** Start Source records **

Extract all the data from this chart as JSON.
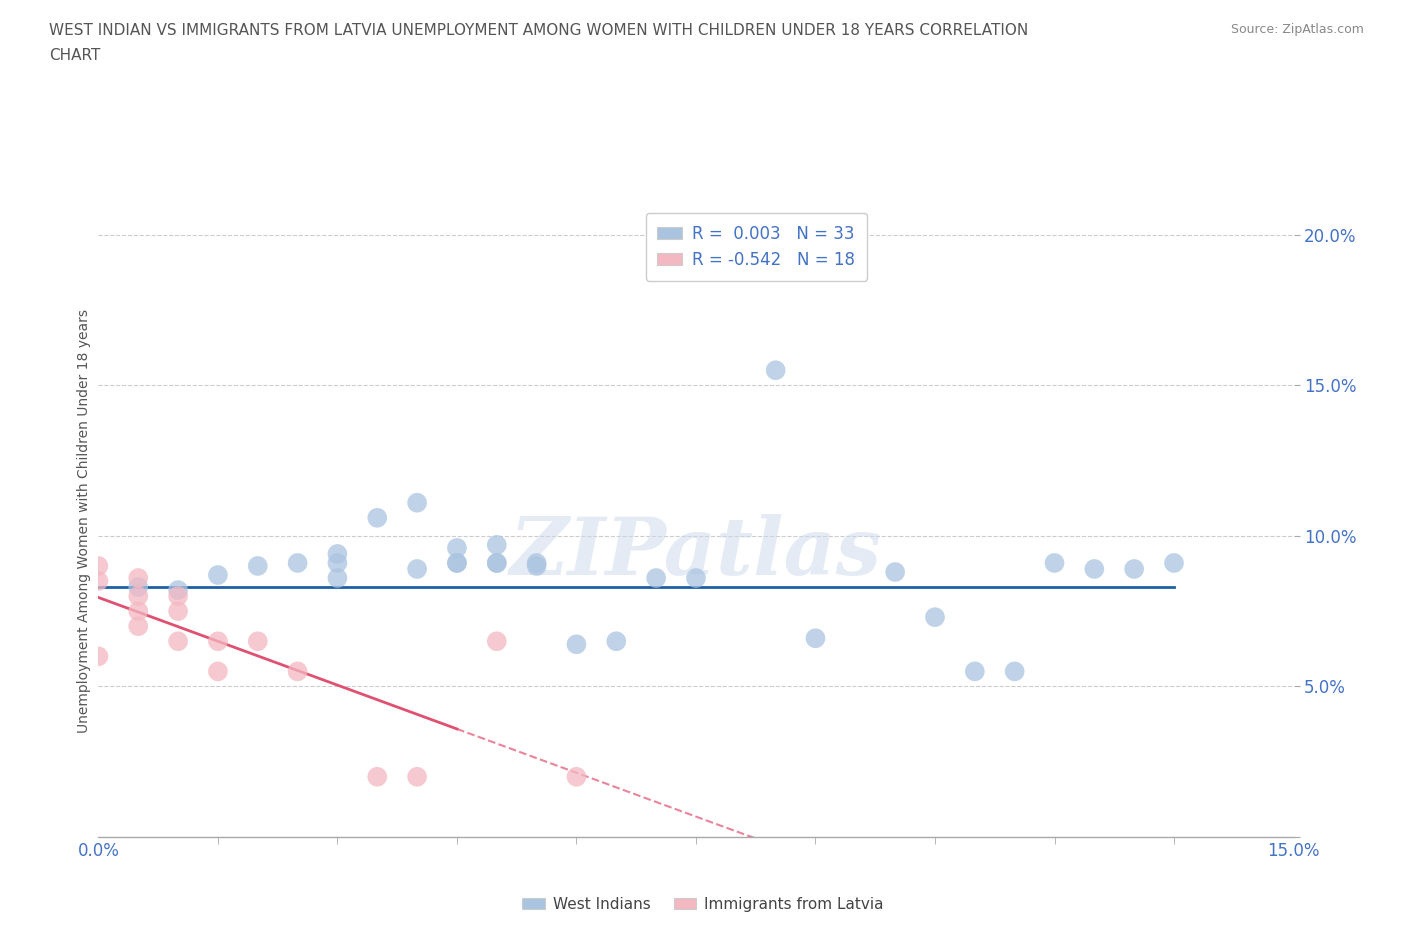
{
  "title_line1": "WEST INDIAN VS IMMIGRANTS FROM LATVIA UNEMPLOYMENT AMONG WOMEN WITH CHILDREN UNDER 18 YEARS CORRELATION",
  "title_line2": "CHART",
  "source": "Source: ZipAtlas.com",
  "ylabel": "Unemployment Among Women with Children Under 18 years",
  "xlim": [
    0,
    0.15
  ],
  "ylim": [
    0,
    0.21
  ],
  "xtick_positions": [
    0.0,
    0.15
  ],
  "xtick_labels": [
    "0.0%",
    "15.0%"
  ],
  "yticks": [
    0.0,
    0.05,
    0.1,
    0.15,
    0.2
  ],
  "ytick_labels": [
    "",
    "5.0%",
    "10.0%",
    "15.0%",
    "20.0%"
  ],
  "blue_R": 0.003,
  "blue_N": 33,
  "pink_R": -0.542,
  "pink_N": 18,
  "blue_hline_y": 0.083,
  "blue_hline_x_end": 0.135,
  "blue_points_x": [
    0.005,
    0.01,
    0.015,
    0.02,
    0.025,
    0.03,
    0.03,
    0.03,
    0.035,
    0.04,
    0.04,
    0.045,
    0.045,
    0.045,
    0.05,
    0.05,
    0.05,
    0.055,
    0.055,
    0.06,
    0.065,
    0.07,
    0.075,
    0.085,
    0.09,
    0.1,
    0.105,
    0.11,
    0.115,
    0.12,
    0.125,
    0.13,
    0.135
  ],
  "blue_points_y": [
    0.083,
    0.082,
    0.087,
    0.09,
    0.091,
    0.091,
    0.086,
    0.094,
    0.106,
    0.111,
    0.089,
    0.091,
    0.091,
    0.096,
    0.097,
    0.091,
    0.091,
    0.09,
    0.091,
    0.064,
    0.065,
    0.086,
    0.086,
    0.155,
    0.066,
    0.088,
    0.073,
    0.055,
    0.055,
    0.091,
    0.089,
    0.089,
    0.091
  ],
  "pink_points_x": [
    0.0,
    0.0,
    0.0,
    0.005,
    0.005,
    0.005,
    0.005,
    0.01,
    0.01,
    0.01,
    0.015,
    0.015,
    0.02,
    0.025,
    0.035,
    0.04,
    0.05,
    0.06
  ],
  "pink_points_y": [
    0.09,
    0.085,
    0.06,
    0.086,
    0.08,
    0.075,
    0.07,
    0.08,
    0.075,
    0.065,
    0.065,
    0.055,
    0.065,
    0.055,
    0.02,
    0.02,
    0.065,
    0.02
  ],
  "blue_color": "#aac4e0",
  "pink_color": "#f4b8c2",
  "blue_line_color": "#1f5fa6",
  "pink_line_color": "#e05070",
  "pink_line_solid_end": 0.045,
  "pink_line_dash_end": 0.038,
  "watermark_text": "ZIPatlas",
  "background_color": "#ffffff",
  "grid_color": "#cccccc",
  "title_color": "#555555",
  "axis_tick_color": "#4472c4",
  "legend_label1": "West Indians",
  "legend_label2": "Immigrants from Latvia",
  "legend_r1": "R =  0.003",
  "legend_n1": "N = 33",
  "legend_r2": "R = -0.542",
  "legend_n2": "N = 18"
}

** End Source records **

#### Exercise description:
Copy the material above in full and exactly, skipping pictures.

#### Task result:
Extract all the data from this chart as JSON.
{
  "title_line1": "WEST INDIAN VS IMMIGRANTS FROM LATVIA UNEMPLOYMENT AMONG WOMEN WITH CHILDREN UNDER 18 YEARS CORRELATION",
  "title_line2": "CHART",
  "source": "Source: ZipAtlas.com",
  "ylabel": "Unemployment Among Women with Children Under 18 years",
  "xlim": [
    0,
    0.15
  ],
  "ylim": [
    0,
    0.21
  ],
  "xtick_positions": [
    0.0,
    0.15
  ],
  "xtick_labels": [
    "0.0%",
    "15.0%"
  ],
  "yticks": [
    0.0,
    0.05,
    0.1,
    0.15,
    0.2
  ],
  "ytick_labels": [
    "",
    "5.0%",
    "10.0%",
    "15.0%",
    "20.0%"
  ],
  "blue_R": 0.003,
  "blue_N": 33,
  "pink_R": -0.542,
  "pink_N": 18,
  "blue_hline_y": 0.083,
  "blue_hline_x_end": 0.135,
  "blue_points_x": [
    0.005,
    0.01,
    0.015,
    0.02,
    0.025,
    0.03,
    0.03,
    0.03,
    0.035,
    0.04,
    0.04,
    0.045,
    0.045,
    0.045,
    0.05,
    0.05,
    0.05,
    0.055,
    0.055,
    0.06,
    0.065,
    0.07,
    0.075,
    0.085,
    0.09,
    0.1,
    0.105,
    0.11,
    0.115,
    0.12,
    0.125,
    0.13,
    0.135
  ],
  "blue_points_y": [
    0.083,
    0.082,
    0.087,
    0.09,
    0.091,
    0.091,
    0.086,
    0.094,
    0.106,
    0.111,
    0.089,
    0.091,
    0.091,
    0.096,
    0.097,
    0.091,
    0.091,
    0.09,
    0.091,
    0.064,
    0.065,
    0.086,
    0.086,
    0.155,
    0.066,
    0.088,
    0.073,
    0.055,
    0.055,
    0.091,
    0.089,
    0.089,
    0.091
  ],
  "pink_points_x": [
    0.0,
    0.0,
    0.0,
    0.005,
    0.005,
    0.005,
    0.005,
    0.01,
    0.01,
    0.01,
    0.015,
    0.015,
    0.02,
    0.025,
    0.035,
    0.04,
    0.05,
    0.06
  ],
  "pink_points_y": [
    0.09,
    0.085,
    0.06,
    0.086,
    0.08,
    0.075,
    0.07,
    0.08,
    0.075,
    0.065,
    0.065,
    0.055,
    0.065,
    0.055,
    0.02,
    0.02,
    0.065,
    0.02
  ],
  "blue_color": "#aac4e0",
  "pink_color": "#f4b8c2",
  "blue_line_color": "#1f5fa6",
  "pink_line_color": "#e05070",
  "pink_line_solid_end": 0.045,
  "pink_line_dash_end": 0.038,
  "watermark_text": "ZIPatlas",
  "background_color": "#ffffff",
  "grid_color": "#cccccc",
  "title_color": "#555555",
  "axis_tick_color": "#4472c4",
  "legend_label1": "West Indians",
  "legend_label2": "Immigrants from Latvia",
  "legend_r1": "R =  0.003",
  "legend_n1": "N = 33",
  "legend_r2": "R = -0.542",
  "legend_n2": "N = 18"
}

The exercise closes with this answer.